● What is required
Edit everything from the start of the records down to the line containing "option-label: Обои (97, 585, 138, 602)", replacing "interactable" with "clickable" and leaving the rest unchanged.

● Record excerpts
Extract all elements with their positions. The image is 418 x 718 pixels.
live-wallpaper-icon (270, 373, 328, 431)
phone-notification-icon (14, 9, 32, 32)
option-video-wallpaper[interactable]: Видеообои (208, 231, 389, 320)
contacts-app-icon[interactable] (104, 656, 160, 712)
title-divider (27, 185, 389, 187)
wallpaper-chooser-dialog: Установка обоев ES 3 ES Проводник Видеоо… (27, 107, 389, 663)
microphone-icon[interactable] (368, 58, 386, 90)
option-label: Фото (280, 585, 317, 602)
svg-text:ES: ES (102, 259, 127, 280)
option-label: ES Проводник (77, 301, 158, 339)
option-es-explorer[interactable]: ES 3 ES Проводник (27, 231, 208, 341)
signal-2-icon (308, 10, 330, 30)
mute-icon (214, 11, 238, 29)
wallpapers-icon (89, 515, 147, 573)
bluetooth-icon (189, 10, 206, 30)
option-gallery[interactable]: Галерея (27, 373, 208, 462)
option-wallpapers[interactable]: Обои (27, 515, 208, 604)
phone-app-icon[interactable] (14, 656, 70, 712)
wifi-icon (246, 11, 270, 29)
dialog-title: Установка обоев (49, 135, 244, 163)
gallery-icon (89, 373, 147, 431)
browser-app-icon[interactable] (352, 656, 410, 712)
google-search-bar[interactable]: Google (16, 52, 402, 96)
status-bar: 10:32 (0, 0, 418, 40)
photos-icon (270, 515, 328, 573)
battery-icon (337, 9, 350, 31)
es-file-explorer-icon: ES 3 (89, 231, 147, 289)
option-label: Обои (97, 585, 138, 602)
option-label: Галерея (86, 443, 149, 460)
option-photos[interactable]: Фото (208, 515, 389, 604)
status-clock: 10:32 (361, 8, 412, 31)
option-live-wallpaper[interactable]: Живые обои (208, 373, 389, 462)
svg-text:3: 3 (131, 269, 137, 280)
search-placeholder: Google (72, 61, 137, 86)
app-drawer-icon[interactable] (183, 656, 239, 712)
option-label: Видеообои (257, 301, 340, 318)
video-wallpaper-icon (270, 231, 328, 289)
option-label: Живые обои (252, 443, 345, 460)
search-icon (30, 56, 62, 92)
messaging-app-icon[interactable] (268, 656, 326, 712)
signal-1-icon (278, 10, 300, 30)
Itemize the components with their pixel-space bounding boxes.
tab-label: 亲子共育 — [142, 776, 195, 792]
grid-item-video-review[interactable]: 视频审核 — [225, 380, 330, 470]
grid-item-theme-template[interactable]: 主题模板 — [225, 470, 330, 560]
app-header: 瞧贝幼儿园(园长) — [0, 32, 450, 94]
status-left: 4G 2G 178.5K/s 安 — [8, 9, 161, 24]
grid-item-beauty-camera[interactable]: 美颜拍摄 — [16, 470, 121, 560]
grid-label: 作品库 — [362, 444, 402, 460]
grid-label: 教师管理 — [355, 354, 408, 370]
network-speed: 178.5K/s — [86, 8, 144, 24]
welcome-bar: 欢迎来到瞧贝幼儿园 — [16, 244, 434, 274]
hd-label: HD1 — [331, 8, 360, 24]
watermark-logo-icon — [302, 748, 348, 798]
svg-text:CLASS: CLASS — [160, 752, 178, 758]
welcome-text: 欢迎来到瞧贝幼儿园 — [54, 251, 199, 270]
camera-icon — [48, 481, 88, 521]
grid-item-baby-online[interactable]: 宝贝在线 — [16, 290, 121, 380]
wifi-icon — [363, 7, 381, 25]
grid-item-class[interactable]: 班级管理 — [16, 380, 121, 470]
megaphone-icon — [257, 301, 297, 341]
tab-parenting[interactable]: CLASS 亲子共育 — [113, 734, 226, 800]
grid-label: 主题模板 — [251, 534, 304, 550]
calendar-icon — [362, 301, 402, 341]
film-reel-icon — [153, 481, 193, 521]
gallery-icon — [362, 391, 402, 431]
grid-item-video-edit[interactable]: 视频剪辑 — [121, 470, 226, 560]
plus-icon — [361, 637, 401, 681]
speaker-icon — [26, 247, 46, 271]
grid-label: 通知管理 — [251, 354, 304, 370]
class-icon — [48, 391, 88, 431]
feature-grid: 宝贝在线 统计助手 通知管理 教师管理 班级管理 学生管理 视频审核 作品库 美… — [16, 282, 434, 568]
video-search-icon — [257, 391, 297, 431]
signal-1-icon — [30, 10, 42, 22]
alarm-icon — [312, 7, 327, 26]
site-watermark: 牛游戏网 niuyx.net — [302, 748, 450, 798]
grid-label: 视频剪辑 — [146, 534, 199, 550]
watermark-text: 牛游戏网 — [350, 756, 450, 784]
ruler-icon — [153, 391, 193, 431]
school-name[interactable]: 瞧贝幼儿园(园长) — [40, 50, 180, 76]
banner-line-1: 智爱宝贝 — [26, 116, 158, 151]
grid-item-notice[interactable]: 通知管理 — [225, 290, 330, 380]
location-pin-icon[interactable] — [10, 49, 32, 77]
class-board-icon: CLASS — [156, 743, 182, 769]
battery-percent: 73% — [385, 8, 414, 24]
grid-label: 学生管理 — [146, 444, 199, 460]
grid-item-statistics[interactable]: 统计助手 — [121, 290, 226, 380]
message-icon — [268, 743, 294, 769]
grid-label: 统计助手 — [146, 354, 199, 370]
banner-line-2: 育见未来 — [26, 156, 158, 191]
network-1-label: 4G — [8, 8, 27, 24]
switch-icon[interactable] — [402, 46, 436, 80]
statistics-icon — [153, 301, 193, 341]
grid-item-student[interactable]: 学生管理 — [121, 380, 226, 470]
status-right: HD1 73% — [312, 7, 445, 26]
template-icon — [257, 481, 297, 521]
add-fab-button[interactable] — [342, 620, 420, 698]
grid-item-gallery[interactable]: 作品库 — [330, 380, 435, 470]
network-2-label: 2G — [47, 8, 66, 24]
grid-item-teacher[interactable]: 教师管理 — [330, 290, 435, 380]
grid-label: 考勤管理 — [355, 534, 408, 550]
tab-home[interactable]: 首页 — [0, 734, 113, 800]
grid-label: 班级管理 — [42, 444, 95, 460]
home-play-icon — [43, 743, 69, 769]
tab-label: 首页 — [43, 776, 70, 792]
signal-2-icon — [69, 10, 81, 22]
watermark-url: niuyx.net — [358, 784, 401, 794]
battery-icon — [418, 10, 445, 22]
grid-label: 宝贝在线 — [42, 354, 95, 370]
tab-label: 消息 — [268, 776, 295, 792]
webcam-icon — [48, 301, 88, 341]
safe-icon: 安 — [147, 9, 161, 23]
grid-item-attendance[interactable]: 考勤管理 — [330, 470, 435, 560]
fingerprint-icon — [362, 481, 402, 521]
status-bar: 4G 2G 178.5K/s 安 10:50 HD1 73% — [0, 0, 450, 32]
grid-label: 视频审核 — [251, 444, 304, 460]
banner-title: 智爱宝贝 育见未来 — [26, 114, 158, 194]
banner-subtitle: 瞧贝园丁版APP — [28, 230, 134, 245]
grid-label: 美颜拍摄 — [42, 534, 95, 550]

● Output below
Extract all elements with their positions. The image is 418 x 718 pixels.
live-wallpaper-icon (270, 373, 328, 431)
phone-notification-icon (14, 9, 32, 32)
option-video-wallpaper[clickable]: Видеообои (208, 231, 389, 320)
contacts-app-icon[clickable] (104, 656, 160, 712)
title-divider (27, 185, 389, 187)
wallpaper-chooser-dialog: Установка обоев ES 3 ES Проводник Видеоо… (27, 107, 389, 663)
microphone-icon[clickable] (368, 58, 386, 90)
option-label: Фото (280, 585, 317, 602)
svg-text:ES: ES (102, 259, 127, 280)
option-label: ES Проводник (77, 301, 158, 339)
option-es-explorer[clickable]: ES 3 ES Проводник (27, 231, 208, 341)
signal-2-icon (308, 10, 330, 30)
mute-icon (214, 11, 238, 29)
wallpapers-icon (89, 515, 147, 573)
bluetooth-icon (189, 10, 206, 30)
option-gallery[clickable]: Галерея (27, 373, 208, 462)
option-wallpapers[clickable]: Обои (27, 515, 208, 604)
phone-app-icon[clickable] (14, 656, 70, 712)
wifi-icon (246, 11, 270, 29)
dialog-title: Установка обоев (49, 135, 244, 163)
gallery-icon (89, 373, 147, 431)
browser-app-icon[clickable] (352, 656, 410, 712)
google-search-bar[clickable]: Google (16, 52, 402, 96)
status-bar: 10:32 (0, 0, 418, 40)
photos-icon (270, 515, 328, 573)
battery-icon (337, 9, 350, 31)
es-file-explorer-icon: ES 3 (89, 231, 147, 289)
option-label: Обои (97, 585, 138, 602)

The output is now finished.